* Work instructions *
Your task is to repeat all of the material exactly.

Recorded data
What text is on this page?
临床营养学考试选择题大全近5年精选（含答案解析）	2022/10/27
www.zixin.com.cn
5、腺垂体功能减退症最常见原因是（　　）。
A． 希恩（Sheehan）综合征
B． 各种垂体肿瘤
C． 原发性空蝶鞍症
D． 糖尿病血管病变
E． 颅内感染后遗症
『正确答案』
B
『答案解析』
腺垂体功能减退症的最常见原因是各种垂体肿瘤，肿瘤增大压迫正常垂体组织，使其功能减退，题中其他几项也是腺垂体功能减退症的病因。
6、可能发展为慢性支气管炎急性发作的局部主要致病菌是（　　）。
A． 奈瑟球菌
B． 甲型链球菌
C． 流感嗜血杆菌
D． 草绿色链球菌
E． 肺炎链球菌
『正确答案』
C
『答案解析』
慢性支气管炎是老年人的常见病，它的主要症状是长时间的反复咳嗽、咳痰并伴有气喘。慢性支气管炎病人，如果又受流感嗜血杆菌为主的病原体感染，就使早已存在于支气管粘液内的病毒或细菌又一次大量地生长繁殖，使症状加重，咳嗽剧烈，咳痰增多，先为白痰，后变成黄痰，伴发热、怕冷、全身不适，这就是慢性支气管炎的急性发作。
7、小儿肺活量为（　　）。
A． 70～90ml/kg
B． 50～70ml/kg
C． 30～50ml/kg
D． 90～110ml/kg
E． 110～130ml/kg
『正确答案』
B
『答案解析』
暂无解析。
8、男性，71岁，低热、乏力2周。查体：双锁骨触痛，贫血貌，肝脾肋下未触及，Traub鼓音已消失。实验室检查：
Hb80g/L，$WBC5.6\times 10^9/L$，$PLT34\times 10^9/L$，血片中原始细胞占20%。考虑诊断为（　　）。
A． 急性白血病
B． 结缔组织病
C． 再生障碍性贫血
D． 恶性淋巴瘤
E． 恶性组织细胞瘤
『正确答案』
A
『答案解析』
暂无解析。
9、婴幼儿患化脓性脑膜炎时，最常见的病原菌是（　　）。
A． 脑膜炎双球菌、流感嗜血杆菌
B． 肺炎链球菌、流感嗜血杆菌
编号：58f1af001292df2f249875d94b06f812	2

* Completed exercise *
What text is on this page?
临床营养学考试选择题大全近5年精选（含答案解析）	2022/10/27
www.zixin.com.cn
5、腺垂体功能减退症最常见原因是（　　）。
A． 希恩（Sheehan）综合征
B． 各种垂体肿瘤
C． 原发性空蝶鞍症
D． 糖尿病血管病变
E． 颅内感染后遗症
『正确答案』
B
『答案解析』
腺垂体功能减退症的最常见原因是各种垂体肿瘤，肿瘤增大压迫正常垂体组织，使其功能减退，题中其他几项也是腺垂体功能减退症的病因。
6、可能发展为慢性支气管炎急性发作的局部主要致病菌是（　　）。
A． 奈瑟球菌
B． 甲型链球菌
C． 流感嗜血杆菌
D． 草绿色链球菌
E． 肺炎链球菌
『正确答案』
C
『答案解析』
慢性支气管炎是老年人的常见病，它的主要症状是长时间的反复咳嗽、咳痰并伴有气喘。慢性支气管炎病人，如果又受流感嗜血杆菌为主的病原体感染，就使早已存在于支气管粘液内的病毒或细菌又一次大量地生长繁殖，使症状加重，咳嗽剧烈，咳痰增多，先为白痰，后变成黄痰，伴发热、怕冷、全身不适，这就是慢性支气管炎的急性发作。
7、小儿肺活量为（　　）。
A． 70～90ml/kg
B． 50～70ml/kg
C． 30～50ml/kg
D． 90～110ml/kg
E． 110～130ml/kg
『正确答案』
B
『答案解析』
暂无解析。
8、男性，71岁，低热、乏力2周。查体：双锁骨触痛，贫血貌，肝脾肋下未触及，Traub鼓音已消失。实验室检查：
Hb80g/L，$WBC5.6\times 10^9/L$，$PLT34\times 10^9/L$，血片中原始细胞占20%。考虑诊断为（　　）。
A． 急性白血病
B． 结缔组织病
C． 再生障碍性贫血
D． 恶性淋巴瘤
E． 恶性组织细胞瘤
『正确答案』
A
『答案解析』
暂无解析。
9、婴幼儿患化脓性脑膜炎时，最常见的病原菌是（　　）。
A． 脑膜炎双球菌、流感嗜血杆菌
B． 肺炎链球菌、流感嗜血杆菌
编号：58f1af001292df2f249875d94b06f812	2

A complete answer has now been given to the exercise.